**REQUESTS**.
a. Decide whether each statement agrees with the ebook font post: (i) In a regular .epub whose stylesheet specifies no font, a single font is used for the entire book. (ii) Embedding specific fonts inside the epub makes the book lighter. (iii) In a .kepub.epub with no stylesheet, the engine can draw on several fonts to cover all the characters. Answer yes or no for each, quoting the deciding words.
b. Rewrite the ebook font post between "First of all, I" and "in the font.", inclusive, substituting "style sheet" for "stylesheet".

***** EXCERPT TO READ *****

What is the best way to use multiple fonts ? (in multilingual ebooks, for example)

First of all, I noticed two different behaviours depending on the filename of the ebook (please do correct me if I am wrong):
  • .epub (regular epub) : if the stylesheet doesn't specify a font, one and only one font is applied to all the book. An empty box is displayed if a character doesn't exist in the font.
    • Example: if you choose a chinese font, the chinese will be correctly displayed but some pronunciation in latin characters (pinyin) might be broken because of the lack of accents in this font. Even if there are plenty of fonts with accent installed by default on the device.
  • .kepub.epub (access epub) : if no stylesheet is specified in the book, the engine can use different fonts to match all the characters (chinese, arabic, hebrew, tibetan...) in the book (the loading of fonts can take some time, though)
    • Example: in a bilingual epub showing sanskrit, and french, as long as there is a sanskrit font installed in the device, two different fonts will be applied to the text, depending on the language of the word.


Are there other options than those?
  1. include specific fonts inside the epub, and using the stylesheet to display them
    • Perfect control: the book will be correctly displayed whether the user has installed the fonts or not, and whether the book is an epub or a kepub.epub.
    • Heavier book (especially for large CJK (chinese, japanese, korean) fonts
    • No liberty for the user (unless the user re-edits the stylesheet)
  2. letting the user choose them in the device
    • very difficult with regular epub (only one font for the whole book)

***** LISTING *****

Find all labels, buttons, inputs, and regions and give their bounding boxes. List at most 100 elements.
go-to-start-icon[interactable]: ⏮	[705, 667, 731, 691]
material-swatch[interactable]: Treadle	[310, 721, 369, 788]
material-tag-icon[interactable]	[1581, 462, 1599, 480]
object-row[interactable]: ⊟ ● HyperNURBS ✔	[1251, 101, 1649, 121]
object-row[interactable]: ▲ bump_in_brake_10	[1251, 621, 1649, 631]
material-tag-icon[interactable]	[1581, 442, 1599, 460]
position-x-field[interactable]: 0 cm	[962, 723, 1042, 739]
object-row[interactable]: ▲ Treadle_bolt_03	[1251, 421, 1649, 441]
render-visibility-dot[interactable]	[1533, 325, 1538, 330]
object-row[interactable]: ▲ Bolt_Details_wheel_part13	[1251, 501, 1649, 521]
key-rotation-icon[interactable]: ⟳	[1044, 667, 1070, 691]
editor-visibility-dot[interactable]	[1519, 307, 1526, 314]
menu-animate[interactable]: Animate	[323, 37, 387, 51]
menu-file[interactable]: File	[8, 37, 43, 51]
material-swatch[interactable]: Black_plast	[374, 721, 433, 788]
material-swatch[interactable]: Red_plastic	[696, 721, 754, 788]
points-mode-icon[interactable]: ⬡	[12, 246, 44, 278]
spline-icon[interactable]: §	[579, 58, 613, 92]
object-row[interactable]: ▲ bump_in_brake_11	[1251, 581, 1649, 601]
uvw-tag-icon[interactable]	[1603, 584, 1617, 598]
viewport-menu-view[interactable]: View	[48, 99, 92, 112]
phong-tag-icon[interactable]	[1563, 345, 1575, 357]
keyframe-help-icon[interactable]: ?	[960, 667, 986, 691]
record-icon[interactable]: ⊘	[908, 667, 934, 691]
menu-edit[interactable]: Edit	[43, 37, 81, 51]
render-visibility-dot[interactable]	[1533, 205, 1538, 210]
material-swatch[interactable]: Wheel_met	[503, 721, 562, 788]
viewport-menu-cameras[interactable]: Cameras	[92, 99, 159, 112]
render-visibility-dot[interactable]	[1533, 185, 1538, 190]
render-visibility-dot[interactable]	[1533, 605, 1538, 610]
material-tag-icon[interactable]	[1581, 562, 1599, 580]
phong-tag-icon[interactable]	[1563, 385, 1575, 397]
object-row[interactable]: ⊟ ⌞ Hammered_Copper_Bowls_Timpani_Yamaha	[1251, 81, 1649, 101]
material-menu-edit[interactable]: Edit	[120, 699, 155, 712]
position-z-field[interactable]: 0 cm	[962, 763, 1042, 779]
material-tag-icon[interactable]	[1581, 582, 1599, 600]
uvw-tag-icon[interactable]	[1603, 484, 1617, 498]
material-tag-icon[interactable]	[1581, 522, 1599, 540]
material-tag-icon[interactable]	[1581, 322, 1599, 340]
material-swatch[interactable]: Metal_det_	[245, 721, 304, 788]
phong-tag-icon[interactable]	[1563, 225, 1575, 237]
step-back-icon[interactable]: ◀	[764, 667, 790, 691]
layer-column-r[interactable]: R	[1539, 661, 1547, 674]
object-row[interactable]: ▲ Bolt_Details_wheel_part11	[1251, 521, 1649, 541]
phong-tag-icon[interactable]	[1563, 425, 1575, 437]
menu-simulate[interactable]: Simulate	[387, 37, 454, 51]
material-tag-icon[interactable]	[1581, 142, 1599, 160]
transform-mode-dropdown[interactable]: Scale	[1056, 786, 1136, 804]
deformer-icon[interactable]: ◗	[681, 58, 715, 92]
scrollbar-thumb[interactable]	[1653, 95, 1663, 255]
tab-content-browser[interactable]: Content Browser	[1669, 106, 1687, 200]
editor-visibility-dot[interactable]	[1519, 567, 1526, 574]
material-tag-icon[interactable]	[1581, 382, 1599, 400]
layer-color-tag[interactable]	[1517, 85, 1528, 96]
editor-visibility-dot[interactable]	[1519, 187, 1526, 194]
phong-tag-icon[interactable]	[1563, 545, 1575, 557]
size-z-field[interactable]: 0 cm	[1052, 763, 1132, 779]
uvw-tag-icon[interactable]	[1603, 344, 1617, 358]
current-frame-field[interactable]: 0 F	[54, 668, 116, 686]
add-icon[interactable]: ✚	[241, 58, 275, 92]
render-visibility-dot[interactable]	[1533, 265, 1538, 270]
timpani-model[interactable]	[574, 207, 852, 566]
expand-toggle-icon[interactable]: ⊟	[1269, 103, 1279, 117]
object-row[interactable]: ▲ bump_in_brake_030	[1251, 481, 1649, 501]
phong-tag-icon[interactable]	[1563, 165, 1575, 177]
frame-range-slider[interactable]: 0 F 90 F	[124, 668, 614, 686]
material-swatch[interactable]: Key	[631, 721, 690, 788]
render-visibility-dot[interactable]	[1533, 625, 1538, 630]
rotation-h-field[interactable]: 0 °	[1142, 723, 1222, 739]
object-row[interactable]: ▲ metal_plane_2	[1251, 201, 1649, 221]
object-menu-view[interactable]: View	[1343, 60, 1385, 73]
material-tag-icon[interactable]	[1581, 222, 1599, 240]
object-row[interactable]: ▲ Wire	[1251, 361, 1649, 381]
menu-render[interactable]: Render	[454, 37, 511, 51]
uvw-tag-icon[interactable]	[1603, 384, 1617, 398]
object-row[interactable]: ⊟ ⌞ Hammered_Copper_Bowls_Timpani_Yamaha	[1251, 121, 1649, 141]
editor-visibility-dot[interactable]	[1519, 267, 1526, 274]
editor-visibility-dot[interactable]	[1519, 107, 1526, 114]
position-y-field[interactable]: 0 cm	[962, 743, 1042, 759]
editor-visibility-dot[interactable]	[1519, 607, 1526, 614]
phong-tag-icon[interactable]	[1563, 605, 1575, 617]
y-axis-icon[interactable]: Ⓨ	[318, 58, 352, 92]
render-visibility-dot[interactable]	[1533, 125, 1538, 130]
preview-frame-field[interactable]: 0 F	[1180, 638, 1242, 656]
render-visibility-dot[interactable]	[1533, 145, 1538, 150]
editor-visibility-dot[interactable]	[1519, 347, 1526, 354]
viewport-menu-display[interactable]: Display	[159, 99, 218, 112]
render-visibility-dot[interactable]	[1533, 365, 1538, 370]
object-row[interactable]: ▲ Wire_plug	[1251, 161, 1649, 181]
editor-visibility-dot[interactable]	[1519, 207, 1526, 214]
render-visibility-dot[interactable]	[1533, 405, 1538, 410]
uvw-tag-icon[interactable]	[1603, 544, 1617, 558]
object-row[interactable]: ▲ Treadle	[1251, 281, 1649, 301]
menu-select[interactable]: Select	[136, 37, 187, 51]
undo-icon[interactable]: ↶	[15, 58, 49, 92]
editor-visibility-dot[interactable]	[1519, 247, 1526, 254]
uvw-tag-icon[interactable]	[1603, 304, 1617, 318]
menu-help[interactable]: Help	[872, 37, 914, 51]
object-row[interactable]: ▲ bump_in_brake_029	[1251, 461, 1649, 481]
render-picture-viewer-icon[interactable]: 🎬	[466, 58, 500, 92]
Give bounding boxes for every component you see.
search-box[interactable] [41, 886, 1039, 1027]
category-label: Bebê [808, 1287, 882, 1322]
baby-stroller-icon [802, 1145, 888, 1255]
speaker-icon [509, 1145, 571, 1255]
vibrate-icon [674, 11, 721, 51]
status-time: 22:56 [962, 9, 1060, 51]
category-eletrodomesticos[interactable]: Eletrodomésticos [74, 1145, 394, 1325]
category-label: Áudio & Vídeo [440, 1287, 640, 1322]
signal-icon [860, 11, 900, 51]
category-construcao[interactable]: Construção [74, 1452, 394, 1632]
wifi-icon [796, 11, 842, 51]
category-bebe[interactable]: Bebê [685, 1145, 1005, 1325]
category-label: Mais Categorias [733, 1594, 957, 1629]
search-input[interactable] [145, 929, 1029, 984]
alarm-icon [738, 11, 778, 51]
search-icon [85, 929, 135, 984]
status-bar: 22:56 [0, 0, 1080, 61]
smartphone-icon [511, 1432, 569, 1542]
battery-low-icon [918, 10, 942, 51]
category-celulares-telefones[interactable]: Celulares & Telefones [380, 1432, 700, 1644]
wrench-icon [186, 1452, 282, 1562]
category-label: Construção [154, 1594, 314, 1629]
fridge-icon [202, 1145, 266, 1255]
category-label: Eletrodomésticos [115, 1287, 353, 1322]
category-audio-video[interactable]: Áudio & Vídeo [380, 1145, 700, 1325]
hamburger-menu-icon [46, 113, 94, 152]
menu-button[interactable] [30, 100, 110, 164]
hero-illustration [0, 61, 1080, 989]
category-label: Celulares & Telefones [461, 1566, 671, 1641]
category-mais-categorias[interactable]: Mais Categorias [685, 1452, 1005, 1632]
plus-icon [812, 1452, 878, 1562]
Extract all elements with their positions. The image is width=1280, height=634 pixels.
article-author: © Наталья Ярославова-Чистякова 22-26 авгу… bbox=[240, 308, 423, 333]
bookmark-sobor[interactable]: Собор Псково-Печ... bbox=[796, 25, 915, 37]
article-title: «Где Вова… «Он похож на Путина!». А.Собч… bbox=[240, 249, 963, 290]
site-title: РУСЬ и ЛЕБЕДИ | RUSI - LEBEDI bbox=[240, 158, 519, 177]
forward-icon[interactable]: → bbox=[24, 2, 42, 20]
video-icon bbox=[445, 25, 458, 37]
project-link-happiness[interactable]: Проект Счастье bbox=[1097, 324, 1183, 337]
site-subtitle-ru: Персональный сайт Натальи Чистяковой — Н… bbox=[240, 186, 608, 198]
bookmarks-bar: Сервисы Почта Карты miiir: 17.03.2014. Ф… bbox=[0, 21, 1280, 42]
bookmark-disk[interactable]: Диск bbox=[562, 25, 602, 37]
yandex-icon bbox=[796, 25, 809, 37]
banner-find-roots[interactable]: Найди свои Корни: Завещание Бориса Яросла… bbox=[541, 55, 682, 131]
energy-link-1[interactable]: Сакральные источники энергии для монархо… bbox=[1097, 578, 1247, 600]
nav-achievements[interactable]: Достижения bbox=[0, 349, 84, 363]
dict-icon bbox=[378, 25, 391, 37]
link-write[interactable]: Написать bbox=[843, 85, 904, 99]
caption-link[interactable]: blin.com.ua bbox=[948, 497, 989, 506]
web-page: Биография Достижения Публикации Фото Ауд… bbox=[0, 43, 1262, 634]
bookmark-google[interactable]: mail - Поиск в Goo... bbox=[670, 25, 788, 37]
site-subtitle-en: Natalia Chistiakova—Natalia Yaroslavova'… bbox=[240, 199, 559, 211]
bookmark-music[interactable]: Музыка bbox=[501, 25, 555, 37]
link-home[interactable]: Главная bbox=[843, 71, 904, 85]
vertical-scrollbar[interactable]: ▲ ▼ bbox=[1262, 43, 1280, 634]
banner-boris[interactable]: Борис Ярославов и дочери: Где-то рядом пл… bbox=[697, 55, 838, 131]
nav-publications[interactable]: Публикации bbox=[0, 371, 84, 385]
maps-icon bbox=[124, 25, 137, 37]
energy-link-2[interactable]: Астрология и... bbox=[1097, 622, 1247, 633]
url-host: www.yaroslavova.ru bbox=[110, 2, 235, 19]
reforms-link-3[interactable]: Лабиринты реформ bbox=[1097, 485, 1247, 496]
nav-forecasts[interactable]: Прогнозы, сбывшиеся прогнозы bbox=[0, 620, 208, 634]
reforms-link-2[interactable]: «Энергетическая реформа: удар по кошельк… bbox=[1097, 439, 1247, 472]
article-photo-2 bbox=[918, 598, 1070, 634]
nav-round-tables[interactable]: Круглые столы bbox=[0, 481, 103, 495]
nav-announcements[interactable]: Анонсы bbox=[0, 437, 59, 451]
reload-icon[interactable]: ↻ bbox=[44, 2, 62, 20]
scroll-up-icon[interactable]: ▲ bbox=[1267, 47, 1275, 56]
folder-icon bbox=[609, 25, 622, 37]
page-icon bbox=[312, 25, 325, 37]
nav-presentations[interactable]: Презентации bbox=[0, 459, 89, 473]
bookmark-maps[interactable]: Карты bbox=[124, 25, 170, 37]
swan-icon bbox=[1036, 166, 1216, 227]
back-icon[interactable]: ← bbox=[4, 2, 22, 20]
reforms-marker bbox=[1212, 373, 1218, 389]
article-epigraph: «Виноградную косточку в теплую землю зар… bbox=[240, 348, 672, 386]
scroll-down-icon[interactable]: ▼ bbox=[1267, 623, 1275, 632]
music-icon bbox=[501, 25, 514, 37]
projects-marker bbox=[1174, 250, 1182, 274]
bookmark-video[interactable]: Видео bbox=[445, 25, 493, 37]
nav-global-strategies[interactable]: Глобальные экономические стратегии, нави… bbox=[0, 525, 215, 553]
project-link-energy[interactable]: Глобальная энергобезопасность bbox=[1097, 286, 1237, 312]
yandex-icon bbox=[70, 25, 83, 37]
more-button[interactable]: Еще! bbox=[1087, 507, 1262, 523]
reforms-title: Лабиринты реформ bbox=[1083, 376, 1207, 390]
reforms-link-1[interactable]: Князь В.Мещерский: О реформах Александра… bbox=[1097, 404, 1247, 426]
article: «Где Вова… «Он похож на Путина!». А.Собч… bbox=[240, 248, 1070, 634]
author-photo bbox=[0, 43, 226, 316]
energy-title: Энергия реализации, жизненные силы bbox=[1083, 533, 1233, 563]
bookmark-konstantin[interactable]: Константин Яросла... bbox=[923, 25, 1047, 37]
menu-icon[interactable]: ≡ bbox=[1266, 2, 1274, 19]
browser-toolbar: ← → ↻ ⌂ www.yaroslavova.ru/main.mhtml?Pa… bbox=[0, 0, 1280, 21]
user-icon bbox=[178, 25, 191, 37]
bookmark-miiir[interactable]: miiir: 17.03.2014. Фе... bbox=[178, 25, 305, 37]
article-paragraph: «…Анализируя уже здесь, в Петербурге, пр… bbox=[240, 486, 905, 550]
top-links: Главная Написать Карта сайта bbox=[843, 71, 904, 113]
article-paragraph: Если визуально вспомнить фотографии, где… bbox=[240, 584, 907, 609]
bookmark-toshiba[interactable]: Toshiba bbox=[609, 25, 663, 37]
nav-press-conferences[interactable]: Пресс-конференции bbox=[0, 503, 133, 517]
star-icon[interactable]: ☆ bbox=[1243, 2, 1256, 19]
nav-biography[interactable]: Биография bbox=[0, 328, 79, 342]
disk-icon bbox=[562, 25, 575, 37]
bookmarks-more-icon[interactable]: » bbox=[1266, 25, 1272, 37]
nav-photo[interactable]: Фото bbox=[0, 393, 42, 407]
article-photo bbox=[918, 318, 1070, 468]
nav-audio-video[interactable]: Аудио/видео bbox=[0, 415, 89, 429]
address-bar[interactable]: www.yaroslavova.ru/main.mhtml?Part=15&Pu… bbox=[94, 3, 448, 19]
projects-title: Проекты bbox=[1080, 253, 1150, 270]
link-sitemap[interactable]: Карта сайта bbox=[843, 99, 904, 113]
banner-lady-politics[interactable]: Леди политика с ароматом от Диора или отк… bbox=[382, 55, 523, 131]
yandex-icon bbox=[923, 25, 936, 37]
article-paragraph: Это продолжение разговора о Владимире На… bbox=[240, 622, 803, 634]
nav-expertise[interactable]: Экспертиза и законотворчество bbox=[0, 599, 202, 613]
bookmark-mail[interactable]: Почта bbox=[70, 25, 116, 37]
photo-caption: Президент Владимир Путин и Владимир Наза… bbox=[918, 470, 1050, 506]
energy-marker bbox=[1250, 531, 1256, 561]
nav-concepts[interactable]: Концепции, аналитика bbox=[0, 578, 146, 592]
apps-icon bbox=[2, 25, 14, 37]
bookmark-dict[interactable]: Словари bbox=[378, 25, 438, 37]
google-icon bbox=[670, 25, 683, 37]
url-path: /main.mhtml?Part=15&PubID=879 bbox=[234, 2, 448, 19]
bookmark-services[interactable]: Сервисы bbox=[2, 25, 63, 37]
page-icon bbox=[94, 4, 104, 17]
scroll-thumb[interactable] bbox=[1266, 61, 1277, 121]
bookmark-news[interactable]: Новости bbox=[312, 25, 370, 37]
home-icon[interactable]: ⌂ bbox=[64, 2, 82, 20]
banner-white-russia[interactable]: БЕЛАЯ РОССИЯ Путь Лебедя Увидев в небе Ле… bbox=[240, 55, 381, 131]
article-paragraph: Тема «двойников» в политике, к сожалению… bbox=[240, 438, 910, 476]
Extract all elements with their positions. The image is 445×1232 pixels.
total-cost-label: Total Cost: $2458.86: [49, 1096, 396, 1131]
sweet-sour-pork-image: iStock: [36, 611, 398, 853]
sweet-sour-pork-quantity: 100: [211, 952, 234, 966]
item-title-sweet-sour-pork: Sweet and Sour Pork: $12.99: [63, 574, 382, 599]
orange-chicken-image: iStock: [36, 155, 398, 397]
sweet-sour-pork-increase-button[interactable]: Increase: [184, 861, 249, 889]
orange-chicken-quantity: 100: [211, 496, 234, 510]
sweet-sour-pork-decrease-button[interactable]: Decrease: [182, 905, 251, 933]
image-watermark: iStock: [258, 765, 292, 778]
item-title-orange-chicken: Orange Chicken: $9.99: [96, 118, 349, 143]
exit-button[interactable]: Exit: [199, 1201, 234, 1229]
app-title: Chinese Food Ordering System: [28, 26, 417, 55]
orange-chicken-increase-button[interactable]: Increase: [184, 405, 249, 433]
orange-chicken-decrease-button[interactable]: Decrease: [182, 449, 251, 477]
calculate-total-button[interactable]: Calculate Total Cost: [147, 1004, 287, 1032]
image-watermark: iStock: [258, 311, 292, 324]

*****

**RESULTS FOR THE EXERCISE**.
a.
(i) Yes: "one and only one font is applied to all the book"
(ii) No: "Heavier book"
(iii) Yes: "the engine can use different fonts to match all the characters"

b.
First of all, I noticed two different behaviours depending on the filename of the ebook (please do correct me if I am wrong):
  • .epub (regular epub) : if the style sheet doesn't specify a font, one and only one font is applied to all the book. An empty box is displayed if a character doesn't exist in the font.